Copy every line of the records below, keeping each character unchanged.

TASK INPUT:

━━━━━━

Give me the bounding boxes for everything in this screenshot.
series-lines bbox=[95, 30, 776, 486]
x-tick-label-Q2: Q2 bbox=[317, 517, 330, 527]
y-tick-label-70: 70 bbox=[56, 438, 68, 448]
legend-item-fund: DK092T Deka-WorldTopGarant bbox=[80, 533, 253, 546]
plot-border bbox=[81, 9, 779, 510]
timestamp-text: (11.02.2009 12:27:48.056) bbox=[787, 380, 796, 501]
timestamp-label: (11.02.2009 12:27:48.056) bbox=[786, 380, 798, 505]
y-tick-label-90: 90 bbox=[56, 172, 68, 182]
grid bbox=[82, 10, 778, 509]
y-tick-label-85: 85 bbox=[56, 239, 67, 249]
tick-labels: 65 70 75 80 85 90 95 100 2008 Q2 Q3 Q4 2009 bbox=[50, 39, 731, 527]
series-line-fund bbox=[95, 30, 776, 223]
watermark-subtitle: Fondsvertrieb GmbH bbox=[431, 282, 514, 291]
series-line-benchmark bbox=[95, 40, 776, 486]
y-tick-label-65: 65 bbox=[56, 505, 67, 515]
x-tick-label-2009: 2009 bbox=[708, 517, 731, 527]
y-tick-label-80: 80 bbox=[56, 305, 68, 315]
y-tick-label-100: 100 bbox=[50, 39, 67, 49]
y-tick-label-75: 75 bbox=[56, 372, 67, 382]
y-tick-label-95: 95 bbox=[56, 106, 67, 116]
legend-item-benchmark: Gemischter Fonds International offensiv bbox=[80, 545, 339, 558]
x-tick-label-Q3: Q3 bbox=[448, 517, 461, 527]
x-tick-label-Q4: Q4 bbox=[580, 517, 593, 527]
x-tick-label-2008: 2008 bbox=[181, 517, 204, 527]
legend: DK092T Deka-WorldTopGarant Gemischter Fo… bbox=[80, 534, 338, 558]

━━━━━━

IN RESPONSE:
Give me the bounding boxes for everything in this screenshot.
series-lines bbox=[95, 30, 776, 486]
x-tick-label-Q2: Q2 bbox=[317, 517, 330, 527]
y-tick-label-70: 70 bbox=[56, 438, 68, 448]
legend-item-fund: DK092T Deka-WorldTopGarant bbox=[80, 533, 253, 546]
plot-border bbox=[81, 9, 779, 510]
timestamp-text: (11.02.2009 12:27:48.056) bbox=[787, 380, 796, 501]
timestamp-label: (11.02.2009 12:27:48.056) bbox=[786, 380, 798, 505]
y-tick-label-90: 90 bbox=[56, 172, 68, 182]
grid bbox=[82, 10, 778, 509]
y-tick-label-85: 85 bbox=[56, 239, 67, 249]
tick-labels: 65 70 75 80 85 90 95 100 2008 Q2 Q3 Q4 2009 bbox=[50, 39, 731, 527]
series-line-fund bbox=[95, 30, 776, 223]
watermark-subtitle: Fondsvertrieb GmbH bbox=[431, 282, 514, 291]
series-line-benchmark bbox=[95, 40, 776, 486]
y-tick-label-65: 65 bbox=[56, 505, 67, 515]
x-tick-label-2009: 2009 bbox=[708, 517, 731, 527]
y-tick-label-80: 80 bbox=[56, 305, 68, 315]
y-tick-label-100: 100 bbox=[50, 39, 67, 49]
y-tick-label-75: 75 bbox=[56, 372, 67, 382]
y-tick-label-95: 95 bbox=[56, 106, 67, 116]
legend-item-benchmark: Gemischter Fonds International offensiv bbox=[80, 545, 339, 558]
x-tick-label-Q3: Q3 bbox=[448, 517, 461, 527]
x-tick-label-Q4: Q4 bbox=[580, 517, 593, 527]
x-tick-label-2008: 2008 bbox=[181, 517, 204, 527]
legend: DK092T Deka-WorldTopGarant Gemischter Fo… bbox=[80, 534, 338, 558]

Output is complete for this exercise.